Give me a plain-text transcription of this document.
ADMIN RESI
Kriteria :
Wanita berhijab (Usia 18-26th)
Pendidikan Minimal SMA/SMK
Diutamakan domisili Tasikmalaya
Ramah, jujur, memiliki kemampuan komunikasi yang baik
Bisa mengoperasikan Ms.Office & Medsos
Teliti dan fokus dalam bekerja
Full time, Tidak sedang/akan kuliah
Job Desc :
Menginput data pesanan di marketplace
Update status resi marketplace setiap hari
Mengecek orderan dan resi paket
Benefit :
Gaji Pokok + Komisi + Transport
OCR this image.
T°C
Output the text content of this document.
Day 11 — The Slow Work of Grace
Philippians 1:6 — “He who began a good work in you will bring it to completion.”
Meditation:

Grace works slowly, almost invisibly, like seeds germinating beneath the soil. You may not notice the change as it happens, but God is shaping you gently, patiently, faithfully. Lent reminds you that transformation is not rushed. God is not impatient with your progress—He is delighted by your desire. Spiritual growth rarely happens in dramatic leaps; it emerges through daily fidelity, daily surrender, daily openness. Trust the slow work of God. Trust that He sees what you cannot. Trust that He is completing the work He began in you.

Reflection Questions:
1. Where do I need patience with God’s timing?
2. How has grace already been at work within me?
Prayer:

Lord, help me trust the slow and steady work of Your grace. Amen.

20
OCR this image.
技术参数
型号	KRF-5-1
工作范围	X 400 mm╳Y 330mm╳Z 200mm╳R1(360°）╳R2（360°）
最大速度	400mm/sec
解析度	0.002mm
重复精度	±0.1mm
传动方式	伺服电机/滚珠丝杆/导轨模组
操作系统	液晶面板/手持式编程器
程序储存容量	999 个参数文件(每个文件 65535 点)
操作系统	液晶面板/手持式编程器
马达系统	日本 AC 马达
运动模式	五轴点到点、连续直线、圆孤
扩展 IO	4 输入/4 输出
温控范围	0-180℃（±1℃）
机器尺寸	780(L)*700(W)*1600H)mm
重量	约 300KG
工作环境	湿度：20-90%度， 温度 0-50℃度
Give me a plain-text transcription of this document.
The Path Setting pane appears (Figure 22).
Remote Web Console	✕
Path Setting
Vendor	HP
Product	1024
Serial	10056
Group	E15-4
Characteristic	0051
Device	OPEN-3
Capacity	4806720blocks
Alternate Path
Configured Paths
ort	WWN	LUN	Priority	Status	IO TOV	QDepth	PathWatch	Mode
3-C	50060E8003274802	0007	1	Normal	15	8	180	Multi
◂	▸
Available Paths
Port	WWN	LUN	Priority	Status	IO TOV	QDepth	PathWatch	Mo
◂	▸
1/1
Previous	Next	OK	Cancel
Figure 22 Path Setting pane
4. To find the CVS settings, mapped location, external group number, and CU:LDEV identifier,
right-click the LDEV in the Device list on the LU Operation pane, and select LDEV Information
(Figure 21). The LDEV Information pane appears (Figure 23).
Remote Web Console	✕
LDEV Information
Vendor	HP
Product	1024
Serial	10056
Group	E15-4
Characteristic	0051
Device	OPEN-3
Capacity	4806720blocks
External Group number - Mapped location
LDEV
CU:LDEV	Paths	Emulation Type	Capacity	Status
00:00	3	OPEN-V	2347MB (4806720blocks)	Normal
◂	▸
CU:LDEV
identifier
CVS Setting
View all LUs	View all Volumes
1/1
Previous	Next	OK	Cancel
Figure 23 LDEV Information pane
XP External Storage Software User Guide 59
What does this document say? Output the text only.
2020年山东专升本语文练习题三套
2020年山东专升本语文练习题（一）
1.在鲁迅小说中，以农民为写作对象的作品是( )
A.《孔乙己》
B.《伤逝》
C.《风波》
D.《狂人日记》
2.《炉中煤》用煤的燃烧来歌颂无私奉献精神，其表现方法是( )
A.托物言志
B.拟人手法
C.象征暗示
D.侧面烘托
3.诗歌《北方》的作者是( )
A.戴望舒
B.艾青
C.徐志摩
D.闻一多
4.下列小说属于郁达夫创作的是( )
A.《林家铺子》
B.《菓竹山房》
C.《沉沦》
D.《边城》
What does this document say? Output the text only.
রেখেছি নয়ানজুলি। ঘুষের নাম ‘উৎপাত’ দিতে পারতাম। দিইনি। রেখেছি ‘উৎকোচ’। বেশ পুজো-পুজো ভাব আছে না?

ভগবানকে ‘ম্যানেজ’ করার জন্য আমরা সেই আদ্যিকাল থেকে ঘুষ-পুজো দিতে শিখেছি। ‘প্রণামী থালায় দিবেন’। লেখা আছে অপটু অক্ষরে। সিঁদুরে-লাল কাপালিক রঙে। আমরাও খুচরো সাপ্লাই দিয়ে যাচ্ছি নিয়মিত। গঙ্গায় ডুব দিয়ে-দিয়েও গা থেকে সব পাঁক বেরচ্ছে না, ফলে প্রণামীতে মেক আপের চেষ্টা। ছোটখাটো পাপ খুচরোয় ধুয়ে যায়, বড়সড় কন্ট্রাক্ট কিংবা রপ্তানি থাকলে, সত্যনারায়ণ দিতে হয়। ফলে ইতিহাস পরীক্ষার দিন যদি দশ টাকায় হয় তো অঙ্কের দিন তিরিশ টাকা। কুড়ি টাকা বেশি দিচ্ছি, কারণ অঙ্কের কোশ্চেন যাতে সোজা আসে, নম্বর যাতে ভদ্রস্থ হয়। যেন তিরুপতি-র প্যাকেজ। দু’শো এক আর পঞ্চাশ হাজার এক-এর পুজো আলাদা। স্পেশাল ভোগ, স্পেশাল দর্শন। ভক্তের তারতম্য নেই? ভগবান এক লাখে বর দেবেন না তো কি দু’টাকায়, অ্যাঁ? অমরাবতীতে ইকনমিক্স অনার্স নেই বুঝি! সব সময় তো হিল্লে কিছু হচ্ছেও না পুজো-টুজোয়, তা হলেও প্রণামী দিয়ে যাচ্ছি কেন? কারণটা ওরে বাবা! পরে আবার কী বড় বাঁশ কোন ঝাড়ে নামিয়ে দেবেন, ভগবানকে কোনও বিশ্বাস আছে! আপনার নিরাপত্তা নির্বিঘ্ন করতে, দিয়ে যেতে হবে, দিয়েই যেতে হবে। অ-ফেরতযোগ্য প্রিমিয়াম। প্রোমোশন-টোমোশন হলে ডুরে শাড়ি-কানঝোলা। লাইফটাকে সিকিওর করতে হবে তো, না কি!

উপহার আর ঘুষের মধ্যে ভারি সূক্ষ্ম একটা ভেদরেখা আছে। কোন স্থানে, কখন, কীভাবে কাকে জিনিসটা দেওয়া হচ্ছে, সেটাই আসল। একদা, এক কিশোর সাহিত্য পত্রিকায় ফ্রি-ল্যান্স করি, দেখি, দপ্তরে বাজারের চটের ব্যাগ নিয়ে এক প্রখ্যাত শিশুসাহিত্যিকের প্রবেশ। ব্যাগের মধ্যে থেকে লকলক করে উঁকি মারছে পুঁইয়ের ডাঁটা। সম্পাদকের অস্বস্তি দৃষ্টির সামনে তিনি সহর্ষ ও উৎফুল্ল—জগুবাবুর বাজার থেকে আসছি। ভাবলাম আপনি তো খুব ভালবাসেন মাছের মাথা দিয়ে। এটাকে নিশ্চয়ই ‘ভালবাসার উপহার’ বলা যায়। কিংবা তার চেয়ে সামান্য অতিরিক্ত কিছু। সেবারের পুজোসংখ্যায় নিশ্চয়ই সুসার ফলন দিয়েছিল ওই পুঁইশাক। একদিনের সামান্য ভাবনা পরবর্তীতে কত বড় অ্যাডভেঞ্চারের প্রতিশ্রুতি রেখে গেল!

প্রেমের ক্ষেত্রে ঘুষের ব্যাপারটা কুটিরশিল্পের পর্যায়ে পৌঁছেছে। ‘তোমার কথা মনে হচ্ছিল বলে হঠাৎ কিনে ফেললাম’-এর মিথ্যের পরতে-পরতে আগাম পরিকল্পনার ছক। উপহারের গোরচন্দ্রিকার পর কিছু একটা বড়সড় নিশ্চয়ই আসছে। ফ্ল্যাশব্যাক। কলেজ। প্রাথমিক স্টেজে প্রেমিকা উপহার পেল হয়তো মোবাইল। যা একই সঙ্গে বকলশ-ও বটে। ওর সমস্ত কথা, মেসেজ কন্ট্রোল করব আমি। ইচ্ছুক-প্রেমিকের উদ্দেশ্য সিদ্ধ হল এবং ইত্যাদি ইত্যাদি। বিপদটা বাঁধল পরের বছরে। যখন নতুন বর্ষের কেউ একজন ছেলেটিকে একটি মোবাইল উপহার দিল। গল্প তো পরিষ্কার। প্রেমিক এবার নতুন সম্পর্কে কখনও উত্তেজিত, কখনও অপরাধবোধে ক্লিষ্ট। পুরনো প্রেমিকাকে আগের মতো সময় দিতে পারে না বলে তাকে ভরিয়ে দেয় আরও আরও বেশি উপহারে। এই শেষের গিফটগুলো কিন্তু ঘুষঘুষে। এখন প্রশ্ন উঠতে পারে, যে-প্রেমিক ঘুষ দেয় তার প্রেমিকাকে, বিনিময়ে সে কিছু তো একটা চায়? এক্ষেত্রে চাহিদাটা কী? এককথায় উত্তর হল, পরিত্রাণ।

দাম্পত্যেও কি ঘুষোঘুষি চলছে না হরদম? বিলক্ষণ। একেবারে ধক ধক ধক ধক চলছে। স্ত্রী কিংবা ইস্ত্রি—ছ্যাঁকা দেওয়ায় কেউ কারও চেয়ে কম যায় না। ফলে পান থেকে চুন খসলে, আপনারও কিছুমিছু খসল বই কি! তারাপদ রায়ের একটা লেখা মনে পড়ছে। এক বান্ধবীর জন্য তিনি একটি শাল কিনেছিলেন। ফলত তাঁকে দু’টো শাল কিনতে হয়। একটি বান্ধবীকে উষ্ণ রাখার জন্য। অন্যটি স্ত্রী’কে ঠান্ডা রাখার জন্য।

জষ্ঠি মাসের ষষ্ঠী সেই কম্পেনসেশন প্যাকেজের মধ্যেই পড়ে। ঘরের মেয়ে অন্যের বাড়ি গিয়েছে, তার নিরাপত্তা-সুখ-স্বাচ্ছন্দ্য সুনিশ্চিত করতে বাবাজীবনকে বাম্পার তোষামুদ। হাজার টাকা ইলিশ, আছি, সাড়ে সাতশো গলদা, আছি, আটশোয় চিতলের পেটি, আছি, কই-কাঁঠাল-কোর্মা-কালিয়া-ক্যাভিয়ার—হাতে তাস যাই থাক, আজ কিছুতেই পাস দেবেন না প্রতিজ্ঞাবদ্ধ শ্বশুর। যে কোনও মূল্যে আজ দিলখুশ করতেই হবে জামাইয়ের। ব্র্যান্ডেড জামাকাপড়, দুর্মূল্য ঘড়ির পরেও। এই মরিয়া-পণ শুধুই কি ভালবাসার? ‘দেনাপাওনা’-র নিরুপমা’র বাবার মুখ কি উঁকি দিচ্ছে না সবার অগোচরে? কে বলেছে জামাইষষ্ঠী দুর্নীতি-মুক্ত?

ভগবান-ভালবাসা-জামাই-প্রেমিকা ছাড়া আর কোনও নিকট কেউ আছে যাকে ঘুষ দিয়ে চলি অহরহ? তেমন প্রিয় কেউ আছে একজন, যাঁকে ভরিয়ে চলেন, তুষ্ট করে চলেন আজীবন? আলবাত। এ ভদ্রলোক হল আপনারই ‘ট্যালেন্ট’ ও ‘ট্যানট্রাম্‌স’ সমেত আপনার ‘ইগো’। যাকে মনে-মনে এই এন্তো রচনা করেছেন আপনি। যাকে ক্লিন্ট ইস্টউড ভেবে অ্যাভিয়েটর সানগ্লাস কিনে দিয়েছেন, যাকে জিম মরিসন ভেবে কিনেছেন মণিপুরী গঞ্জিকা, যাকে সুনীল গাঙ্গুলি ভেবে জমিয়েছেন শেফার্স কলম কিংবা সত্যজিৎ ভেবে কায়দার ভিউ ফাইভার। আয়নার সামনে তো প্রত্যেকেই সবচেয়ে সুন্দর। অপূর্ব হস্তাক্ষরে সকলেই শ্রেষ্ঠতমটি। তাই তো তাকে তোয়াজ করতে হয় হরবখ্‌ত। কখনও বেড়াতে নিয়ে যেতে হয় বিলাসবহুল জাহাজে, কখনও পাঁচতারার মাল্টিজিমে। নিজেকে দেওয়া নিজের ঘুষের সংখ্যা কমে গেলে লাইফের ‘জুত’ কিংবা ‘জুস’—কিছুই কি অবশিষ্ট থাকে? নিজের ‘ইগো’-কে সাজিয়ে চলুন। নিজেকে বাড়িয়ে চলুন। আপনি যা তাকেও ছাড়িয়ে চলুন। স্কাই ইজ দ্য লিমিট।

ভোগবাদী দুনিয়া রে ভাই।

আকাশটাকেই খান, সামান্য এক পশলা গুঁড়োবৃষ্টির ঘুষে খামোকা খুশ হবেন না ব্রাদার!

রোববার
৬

====

§ What to produce
From the entries above, extract each line containing "marketplace".

§ Solved problem
Menginput data pesanan di marketplace
Update status resi marketplace setiap hari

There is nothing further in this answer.